** START OF ENTRIES PROVIDED **

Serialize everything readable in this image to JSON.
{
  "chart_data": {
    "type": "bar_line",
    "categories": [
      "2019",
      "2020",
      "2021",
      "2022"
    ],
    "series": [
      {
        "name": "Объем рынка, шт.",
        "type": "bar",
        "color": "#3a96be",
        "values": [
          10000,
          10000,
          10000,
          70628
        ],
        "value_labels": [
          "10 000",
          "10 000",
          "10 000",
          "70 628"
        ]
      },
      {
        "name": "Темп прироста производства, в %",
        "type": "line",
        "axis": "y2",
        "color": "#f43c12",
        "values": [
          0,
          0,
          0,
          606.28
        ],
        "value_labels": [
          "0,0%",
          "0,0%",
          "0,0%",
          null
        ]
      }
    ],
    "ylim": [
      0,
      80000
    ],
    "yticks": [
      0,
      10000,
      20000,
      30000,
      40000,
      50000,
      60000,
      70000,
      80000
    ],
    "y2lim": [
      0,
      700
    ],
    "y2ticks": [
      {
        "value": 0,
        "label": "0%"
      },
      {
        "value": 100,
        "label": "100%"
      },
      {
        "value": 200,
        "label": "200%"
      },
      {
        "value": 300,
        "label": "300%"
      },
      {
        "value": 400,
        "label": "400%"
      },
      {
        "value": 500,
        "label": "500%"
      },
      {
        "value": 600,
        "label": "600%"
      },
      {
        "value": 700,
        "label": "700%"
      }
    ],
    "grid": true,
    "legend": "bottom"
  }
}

** END OF ENTRIES PROVIDED **

### WHAT THE TASK REQUIRES
Write out every record shown above, word for word.

### REPLY
Serialize everything readable in this image to JSON.
{
  "chart_data": {
    "type": "bar_line",
    "categories": [
      "2019",
      "2020",
      "2021",
      "2022"
    ],
    "series": [
      {
        "name": "Объем рынка, шт.",
        "type": "bar",
        "color": "#3a96be",
        "values": [
          10000,
          10000,
          10000,
          70628
        ],
        "value_labels": [
          "10 000",
          "10 000",
          "10 000",
          "70 628"
        ]
      },
      {
        "name": "Темп прироста производства, в %",
        "type": "line",
        "axis": "y2",
        "color": "#f43c12",
        "values": [
          0,
          0,
          0,
          606.28
        ],
        "value_labels": [
          "0,0%",
          "0,0%",
          "0,0%",
          null
        ]
      }
    ],
    "ylim": [
      0,
      80000
    ],
    "yticks": [
      0,
      10000,
      20000,
      30000,
      40000,
      50000,
      60000,
      70000,
      80000
    ],
    "y2lim": [
      0,
      700
    ],
    "y2ticks": [
      {
        "value": 0,
        "label": "0%"
      },
      {
        "value": 100,
        "label": "100%"
      },
      {
        "value": 200,
        "label": "200%"
      },
      {
        "value": 300,
        "label": "300%"
      },
      {
        "value": 400,
        "label": "400%"
      },
      {
        "value": 500,
        "label": "500%"
      },
      {
        "value": 600,
        "label": "600%"
      },
      {
        "value": 700,
        "label": "700%"
      }
    ],
    "grid": true,
    "legend": "bottom"
  }
}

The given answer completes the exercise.